READING PASSAGE:
________________________

Upon our consideration of the attorney general’s argument on rehearing and his cited authority, we are not persuaded to alter our holding and directives in regard to application of and compliance with Batson v. Kentucky, 476 U.S. 79, 106 S.Ct. 1712, 90 L.Ed.2d 69 (1986).

OPINION EXTENDED; APPLICATION OVERRULED.

All Judges concur.

ON RETURN TO REMAND

PATTERSON, Judge.

On February 10, 1987, we remanded this case to the Circuit Court of Montgomery County, and directed it to conduct an evi-dentiary hearing to determine whether the facts establish a prima facie showing of purposeful discrimination under Batson v. Kentucky, 476 U.S. 79, 106 S.Ct. 1712, 90 L.Ed.2d 69 (1986), and, if so, to allow the prosecutor an opportunity to provide race-neutral explanations, if any, for his peremptory strikes in selecting the jury which convicted appellant.

On remand, the trial court complied with the order of this court, and has filed a return. The return shows that the eviden-tiary hearing was held on July 30, 1987, and that the trial court issued a written order and opinion on July 5, 1988. The return was filed with this court on August 24, 1988. The order, in pertinent part, provides, “Based on the findings set out in the Court’s Memorandum Opinion, it is hereby ORDERED, ADJUDGED, and DECREED that the Motion for Mistrial filed in the above styled case, be and is hereby DENIED.” The “Memorandum Opinion” referred to in the order, is set out, in pertinent part, as follows:

“This case was tried in 1983, some three years prior to the decision of Batson v. Kentucky, 476 U.S. 79 [106 S.Ct. 1712, 90 L.Ed.2d 69] ... (1986). Thus, no Batson hearing was conducted at the time of trial.

________________________

PROVIDED INFORMATION:
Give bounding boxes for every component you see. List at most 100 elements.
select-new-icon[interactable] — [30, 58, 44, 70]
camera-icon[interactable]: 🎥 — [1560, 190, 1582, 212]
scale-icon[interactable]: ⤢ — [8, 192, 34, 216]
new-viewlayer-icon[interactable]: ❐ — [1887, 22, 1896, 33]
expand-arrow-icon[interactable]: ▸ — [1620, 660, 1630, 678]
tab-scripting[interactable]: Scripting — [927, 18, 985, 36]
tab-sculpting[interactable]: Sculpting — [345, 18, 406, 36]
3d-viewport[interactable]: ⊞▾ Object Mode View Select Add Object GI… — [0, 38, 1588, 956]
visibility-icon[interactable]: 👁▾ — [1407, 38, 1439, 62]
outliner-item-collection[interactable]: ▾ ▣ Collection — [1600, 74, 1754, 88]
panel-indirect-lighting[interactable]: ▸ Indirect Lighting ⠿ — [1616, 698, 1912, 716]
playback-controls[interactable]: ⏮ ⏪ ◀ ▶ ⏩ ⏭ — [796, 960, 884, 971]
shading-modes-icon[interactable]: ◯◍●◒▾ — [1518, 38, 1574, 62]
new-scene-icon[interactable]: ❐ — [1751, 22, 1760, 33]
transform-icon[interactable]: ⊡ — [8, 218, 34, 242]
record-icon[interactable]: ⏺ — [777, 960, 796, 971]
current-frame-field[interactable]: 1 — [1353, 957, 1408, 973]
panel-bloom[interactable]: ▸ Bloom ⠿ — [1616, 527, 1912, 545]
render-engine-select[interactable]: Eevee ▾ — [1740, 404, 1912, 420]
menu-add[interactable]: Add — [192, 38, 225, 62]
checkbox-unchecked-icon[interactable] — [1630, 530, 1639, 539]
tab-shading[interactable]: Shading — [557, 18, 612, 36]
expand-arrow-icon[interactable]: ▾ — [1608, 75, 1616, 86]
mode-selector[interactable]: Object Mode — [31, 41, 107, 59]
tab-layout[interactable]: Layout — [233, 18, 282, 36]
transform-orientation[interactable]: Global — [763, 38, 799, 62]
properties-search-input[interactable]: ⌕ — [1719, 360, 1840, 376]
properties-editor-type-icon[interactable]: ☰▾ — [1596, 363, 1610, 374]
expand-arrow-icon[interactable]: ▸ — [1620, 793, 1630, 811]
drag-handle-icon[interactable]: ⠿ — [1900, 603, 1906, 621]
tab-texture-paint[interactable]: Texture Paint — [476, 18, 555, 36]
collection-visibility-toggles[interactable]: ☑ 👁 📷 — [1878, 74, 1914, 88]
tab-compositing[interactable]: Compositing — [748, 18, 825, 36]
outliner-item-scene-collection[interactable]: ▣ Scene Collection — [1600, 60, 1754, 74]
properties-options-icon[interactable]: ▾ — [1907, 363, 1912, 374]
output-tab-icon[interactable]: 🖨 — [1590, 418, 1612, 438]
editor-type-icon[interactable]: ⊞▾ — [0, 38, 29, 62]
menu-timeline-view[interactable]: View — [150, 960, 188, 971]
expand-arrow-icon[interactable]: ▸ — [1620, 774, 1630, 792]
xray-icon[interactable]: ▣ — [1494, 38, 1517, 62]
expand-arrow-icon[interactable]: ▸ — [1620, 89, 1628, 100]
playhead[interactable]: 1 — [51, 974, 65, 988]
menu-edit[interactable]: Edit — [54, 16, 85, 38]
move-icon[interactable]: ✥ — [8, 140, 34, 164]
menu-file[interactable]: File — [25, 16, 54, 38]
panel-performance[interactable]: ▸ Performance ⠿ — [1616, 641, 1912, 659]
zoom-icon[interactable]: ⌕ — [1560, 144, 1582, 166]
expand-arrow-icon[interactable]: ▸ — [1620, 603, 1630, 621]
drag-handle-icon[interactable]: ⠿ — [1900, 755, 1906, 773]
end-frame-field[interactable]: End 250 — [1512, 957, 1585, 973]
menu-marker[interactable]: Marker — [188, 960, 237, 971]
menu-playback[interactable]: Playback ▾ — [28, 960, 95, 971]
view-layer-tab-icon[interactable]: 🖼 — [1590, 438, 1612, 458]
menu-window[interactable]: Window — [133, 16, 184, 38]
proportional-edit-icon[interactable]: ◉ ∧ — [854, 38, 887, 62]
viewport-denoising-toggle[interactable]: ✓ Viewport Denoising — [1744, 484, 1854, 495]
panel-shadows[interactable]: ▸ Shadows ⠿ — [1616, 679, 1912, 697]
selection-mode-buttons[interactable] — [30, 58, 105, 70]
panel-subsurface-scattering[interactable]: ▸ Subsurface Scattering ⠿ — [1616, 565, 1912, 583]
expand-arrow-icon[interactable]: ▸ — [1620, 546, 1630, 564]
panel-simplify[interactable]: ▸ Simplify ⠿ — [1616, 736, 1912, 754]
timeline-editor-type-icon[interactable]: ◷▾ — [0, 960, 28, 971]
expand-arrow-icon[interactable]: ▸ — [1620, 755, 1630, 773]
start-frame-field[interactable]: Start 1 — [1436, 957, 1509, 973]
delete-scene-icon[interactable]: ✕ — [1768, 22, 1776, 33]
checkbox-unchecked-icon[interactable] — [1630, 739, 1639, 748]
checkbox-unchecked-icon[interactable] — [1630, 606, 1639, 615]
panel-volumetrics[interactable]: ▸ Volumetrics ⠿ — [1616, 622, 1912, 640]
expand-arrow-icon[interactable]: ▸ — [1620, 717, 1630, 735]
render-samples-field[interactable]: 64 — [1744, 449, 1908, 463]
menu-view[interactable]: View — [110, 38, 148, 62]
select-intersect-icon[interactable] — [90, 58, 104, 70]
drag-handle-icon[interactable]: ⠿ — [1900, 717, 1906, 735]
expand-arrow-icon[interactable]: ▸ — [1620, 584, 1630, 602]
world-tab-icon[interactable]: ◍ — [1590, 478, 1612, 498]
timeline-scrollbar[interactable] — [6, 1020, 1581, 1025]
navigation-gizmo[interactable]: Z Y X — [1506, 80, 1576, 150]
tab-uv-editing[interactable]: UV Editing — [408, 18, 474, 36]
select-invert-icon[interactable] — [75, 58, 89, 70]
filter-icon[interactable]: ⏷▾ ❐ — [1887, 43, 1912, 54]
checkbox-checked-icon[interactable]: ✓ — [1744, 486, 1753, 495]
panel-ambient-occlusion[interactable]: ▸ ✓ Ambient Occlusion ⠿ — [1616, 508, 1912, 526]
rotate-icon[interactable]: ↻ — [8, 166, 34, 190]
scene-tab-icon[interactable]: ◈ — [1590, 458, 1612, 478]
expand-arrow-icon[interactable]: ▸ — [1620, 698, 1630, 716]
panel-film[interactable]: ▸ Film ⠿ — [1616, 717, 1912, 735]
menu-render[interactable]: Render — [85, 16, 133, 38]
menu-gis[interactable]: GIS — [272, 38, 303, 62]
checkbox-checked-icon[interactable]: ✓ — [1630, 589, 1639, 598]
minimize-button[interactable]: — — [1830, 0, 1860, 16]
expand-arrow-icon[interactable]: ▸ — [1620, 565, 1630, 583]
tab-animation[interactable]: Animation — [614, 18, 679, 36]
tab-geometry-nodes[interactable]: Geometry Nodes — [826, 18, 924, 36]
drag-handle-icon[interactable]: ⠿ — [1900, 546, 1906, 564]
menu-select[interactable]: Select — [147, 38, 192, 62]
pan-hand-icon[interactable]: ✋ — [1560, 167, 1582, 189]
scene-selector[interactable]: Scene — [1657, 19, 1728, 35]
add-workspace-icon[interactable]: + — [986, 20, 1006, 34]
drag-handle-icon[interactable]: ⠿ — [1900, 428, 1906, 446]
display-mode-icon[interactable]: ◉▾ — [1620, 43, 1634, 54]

________________________

TO-DO LIST:
1/ Based on the court opinion on the Batson remand, state whether each statement agrees with it. Answer yes or no for each and quote the deciding words. (a) The evidentiary hearing on remand was held on July 30, 1987. (b) The case was tried after Batson v. Kentucky was decided. (c) The trial court granted the Motion for Mistrial.
2/ Continue the court opinion on the Batson remand, starting immediately after its final sentence.

TASK RESULTS:
1/
(a) Yes: "was held on July 30, 1987"
(b) No: "This case was tried in 1983, some three years prior to the decision of Batson v. Kentucky"
(c) No: "be and is hereby DENIED."

2/
“Nevertheless, the Defendant challenged the jury make-up. After jury selection, the Defendant moved for a mistrial ‘based upon the District Attorney’s systematic exclusion of blacks during his striking.’ This motion was not made until after the jury was empaneled and sworn without objection. (R. 56) Thus, the objection was not timely. Kemp v. State, 516 So.2d 848 (Ala.Cr.App.1987); United States v. Erwin, 793 F.2d 656 (5th Cir.), cert. denied, 479 U.S. 991, 107 S.Ct. 589, 93 L.Ed.2d 590 (1986); Williams v. State, [530] So.2d [881] (Ala.Cr.App.1988) (3 Div. 310, Feb. 18, 1988). Therefore, Batson does not apply in this case.
“In an abundance of caution, and before memories grew even dimmer, this Court nevertheless held a hearing to preserve the record as to this issue and makes further findings.
“If Batson were held to apply, the record shows that the Defendant has adduced facts to establish the three circumstances necessary to invoke Batson. Therefore, the prosecutor was given an opportunity to explain his peremptory strikes.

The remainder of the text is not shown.